WHAT YOU SHOULD DO: Every line that holds "hasch" should be shown.

GIVEN RECORDS:
★ ★ ★

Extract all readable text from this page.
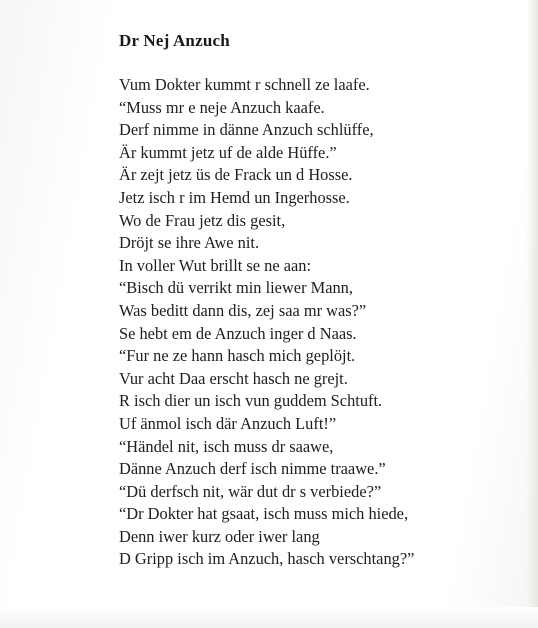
Dr Nej Anzuch
Vum Dokter kummt r schnell ze laafe.
“Muss mr e neje Anzuch kaafe.
Derf nimme in dänne Anzuch schlüffe,
Är kummt jetz uf de alde Hüffe.”
Är zejt jetz üs de Frack un d Hosse.
Jetz isch r im Hemd un Ingerhosse.
Wo de Frau jetz dis gesit,
Dröjt se ihre Awe nit.
In voller Wut brillt se ne aan:
“Bisch dü verrikt min liewer Mann,
Was beditt dann dis, zej saa mr was?”
Se hebt em de Anzuch inger d Naas.
“Fur ne ze hann hasch mich geplöjt.
Vur acht Daa erscht hasch ne grejt.
R isch dier un isch vun guddem Schtuft.
Uf änmol isch där Anzuch Luft!”
“Händel nit, isch muss dr saawe,
Dänne Anzuch derf isch nimme traawe.”
“Dü derfsch nit, wär dut dr s verbiede?”
“Dr Dokter hat gsaat, isch muss mich hiede,
Denn iwer kurz oder iwer lang
D Gripp isch im Anzuch, hasch verschtang?”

★ ★ ★

EXERCISE OUTPUT:
“Fur ne ze hann hasch mich geplöjt.
Vur acht Daa erscht hasch ne grejt.
D Gripp isch im Anzuch, hasch verschtang?”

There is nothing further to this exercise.